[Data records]
▽
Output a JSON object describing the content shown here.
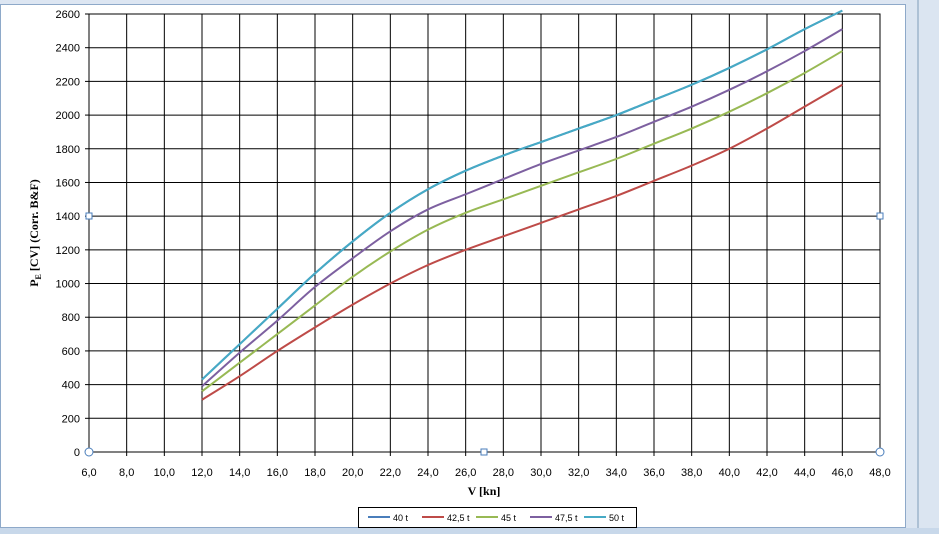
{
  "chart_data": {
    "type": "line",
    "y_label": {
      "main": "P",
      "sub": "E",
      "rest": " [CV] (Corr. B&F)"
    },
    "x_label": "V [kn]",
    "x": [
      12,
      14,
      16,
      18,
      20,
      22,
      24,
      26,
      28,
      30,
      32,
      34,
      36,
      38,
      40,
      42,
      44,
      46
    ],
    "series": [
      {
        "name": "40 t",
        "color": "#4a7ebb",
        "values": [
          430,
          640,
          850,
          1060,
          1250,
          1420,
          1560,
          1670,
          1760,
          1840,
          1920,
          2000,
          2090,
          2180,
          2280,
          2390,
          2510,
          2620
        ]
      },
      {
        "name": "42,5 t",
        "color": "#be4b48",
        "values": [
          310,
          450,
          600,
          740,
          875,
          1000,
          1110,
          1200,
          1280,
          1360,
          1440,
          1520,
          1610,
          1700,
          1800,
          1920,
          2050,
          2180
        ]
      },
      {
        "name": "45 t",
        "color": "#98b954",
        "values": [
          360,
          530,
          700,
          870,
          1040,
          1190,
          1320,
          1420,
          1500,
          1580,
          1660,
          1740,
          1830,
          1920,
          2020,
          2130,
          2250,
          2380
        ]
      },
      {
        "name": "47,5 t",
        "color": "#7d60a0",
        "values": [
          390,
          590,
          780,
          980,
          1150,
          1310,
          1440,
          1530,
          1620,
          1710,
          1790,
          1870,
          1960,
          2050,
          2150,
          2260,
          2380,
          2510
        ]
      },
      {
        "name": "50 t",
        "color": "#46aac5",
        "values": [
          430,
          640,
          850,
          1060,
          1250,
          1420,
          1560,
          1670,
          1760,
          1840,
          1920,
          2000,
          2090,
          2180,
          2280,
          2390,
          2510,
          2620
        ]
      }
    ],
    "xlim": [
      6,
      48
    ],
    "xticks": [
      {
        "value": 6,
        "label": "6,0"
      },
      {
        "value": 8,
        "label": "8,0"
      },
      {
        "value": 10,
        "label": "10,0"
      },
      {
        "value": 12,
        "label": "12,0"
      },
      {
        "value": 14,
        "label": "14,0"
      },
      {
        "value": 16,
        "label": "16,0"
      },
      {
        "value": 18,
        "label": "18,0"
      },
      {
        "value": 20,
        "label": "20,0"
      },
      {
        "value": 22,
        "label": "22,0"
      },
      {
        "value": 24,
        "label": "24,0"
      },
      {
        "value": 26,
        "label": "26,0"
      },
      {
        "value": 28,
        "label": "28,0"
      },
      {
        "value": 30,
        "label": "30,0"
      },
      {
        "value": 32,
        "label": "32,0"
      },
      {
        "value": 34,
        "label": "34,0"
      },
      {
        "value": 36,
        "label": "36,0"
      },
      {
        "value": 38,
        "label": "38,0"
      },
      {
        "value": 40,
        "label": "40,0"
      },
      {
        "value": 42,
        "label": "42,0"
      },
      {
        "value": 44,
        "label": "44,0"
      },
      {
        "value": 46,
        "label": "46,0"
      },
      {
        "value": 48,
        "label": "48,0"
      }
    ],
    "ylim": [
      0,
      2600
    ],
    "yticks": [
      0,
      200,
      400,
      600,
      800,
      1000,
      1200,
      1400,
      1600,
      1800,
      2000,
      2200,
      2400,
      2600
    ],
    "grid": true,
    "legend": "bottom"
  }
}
△
PROBLEM: Pull out every line containing "name".

RESULT:
        "name": "40 t",
        "name": "42,5 t",
        "name": "45 t",
        "name": "47,5 t",
        "name": "50 t",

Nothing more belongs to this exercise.